>> start DATA TO USE

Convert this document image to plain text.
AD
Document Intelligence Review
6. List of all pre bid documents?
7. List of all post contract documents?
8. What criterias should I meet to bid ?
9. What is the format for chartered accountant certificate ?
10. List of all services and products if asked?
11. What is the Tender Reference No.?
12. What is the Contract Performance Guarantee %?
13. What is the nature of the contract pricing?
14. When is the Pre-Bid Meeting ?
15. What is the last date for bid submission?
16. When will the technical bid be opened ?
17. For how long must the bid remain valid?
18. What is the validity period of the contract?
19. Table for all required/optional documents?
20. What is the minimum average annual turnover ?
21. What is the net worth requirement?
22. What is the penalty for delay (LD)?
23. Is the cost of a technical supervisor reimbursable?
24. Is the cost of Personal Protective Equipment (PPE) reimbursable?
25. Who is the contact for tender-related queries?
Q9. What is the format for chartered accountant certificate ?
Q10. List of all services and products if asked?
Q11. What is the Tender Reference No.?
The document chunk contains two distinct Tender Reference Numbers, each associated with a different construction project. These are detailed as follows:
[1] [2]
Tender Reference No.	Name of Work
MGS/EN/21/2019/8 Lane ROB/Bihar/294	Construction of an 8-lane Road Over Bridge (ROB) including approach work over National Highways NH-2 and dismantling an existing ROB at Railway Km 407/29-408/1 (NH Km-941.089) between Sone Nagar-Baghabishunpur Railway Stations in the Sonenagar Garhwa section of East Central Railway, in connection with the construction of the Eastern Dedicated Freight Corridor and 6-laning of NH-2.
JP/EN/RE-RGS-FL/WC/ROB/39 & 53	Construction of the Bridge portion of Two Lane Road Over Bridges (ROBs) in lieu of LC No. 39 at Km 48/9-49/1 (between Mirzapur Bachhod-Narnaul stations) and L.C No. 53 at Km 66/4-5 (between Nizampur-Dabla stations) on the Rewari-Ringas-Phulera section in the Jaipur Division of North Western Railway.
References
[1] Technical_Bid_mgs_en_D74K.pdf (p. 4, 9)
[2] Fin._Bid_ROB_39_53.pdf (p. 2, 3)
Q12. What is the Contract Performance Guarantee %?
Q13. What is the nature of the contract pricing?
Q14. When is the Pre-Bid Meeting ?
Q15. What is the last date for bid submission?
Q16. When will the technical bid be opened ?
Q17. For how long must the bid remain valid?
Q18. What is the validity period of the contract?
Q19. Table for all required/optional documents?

>> end DATA TO USE

▶ [WHAT TO PRODUCE]:
In the entries above, identify every line with the string "period".

▶ [WRITTEN SOLUTION]:
18. What is the validity period of the contract?
Q18. What is the validity period of the contract?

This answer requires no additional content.